### Directions for this task
Reproduce the records. Keep every word exact and include no images.

(Data extracted from a collection)
(begin)
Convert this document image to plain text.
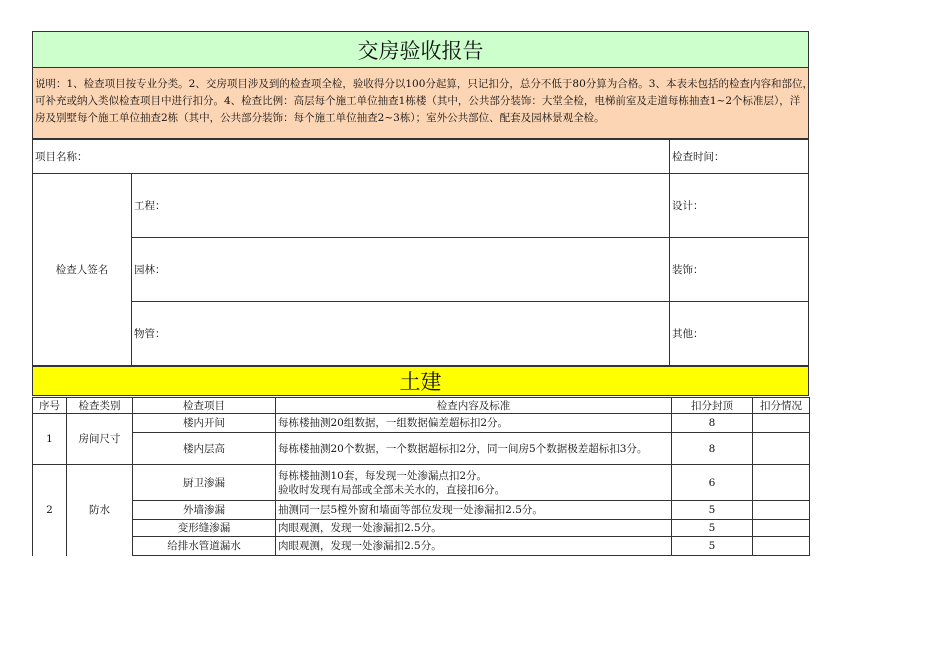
交房验收报告
说明：1、检查项目按专业分类。2、交房项目涉及到的检查项全检，验收得分以100分起算，只记扣分，总分不低于80分算为合格。3、本表未包括的检查内容和部位，
可补充或纳入类似检查项目中进行扣分。4、检查比例：高层每个施工单位抽查1栋楼（其中，公共部分装饰：大堂全检，电梯前室及走道每栋抽查1~2个标准层），洋
房及别墅每个施工单位抽查2栋（其中，公共部分装饰：每个施工单位抽查2~3栋）；室外公共部位、配套及园林景观全检。
项目名称：	检查时间：
检查人签名
工程：	设计：
园林：	装饰：
物管：	其他：
土建
序号	检查类别	检查项目	检查内容及标准	扣分封顶	扣分情况
1	房间尺寸	楼内开间	每栋楼抽测20组数据，一组数据偏差超标扣2分。	8	
		楼内层高	每栋楼抽测20个数据，一个数据超标扣2分，同一间房5个数据极差超标扣3分。	8	
2	防水	厨卫渗漏	每栋楼抽测10套，每发现一处渗漏点扣2分。
验收时发现有局部或全部未关水的，直接扣6分。	6	
		外墙渗漏	抽测同一层5樘外窗和墙面等部位发现一处渗漏扣2.5分。	5	
		变形缝渗漏	肉眼观测，发现一处渗漏扣2.5分。	5	
		给排水管道漏水	肉眼观测，发现一处渗漏扣2.5分。	5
(end)
### Exercise answer
Convert this document image to plain text.
交房验收报告
说明：1、检查项目按专业分类。2、交房项目涉及到的检查项全检，验收得分以100分起算，只记扣分，总分不低于80分算为合格。3、本表未包括的检查内容和部位，
可补充或纳入类似检查项目中进行扣分。4、检查比例：高层每个施工单位抽查1栋楼（其中，公共部分装饰：大堂全检，电梯前室及走道每栋抽查1~2个标准层），洋
房及别墅每个施工单位抽查2栋（其中，公共部分装饰：每个施工单位抽查2~3栋）；室外公共部位、配套及园林景观全检。
项目名称：	检查时间：
检查人签名
工程：	设计：
园林：	装饰：
物管：	其他：
土建
序号	检查类别	检查项目	检查内容及标准	扣分封顶	扣分情况
1	房间尺寸	楼内开间	每栋楼抽测20组数据，一组数据偏差超标扣2分。	8	
		楼内层高	每栋楼抽测20个数据，一个数据超标扣2分，同一间房5个数据极差超标扣3分。	8	
2	防水	厨卫渗漏	每栋楼抽测10套，每发现一处渗漏点扣2分。
验收时发现有局部或全部未关水的，直接扣6分。	6	
		外墙渗漏	抽测同一层5樘外窗和墙面等部位发现一处渗漏扣2.5分。	5	
		变形缝渗漏	肉眼观测，发现一处渗漏扣2.5分。	5	
		给排水管道漏水	肉眼观测，发现一处渗漏扣2.5分。	5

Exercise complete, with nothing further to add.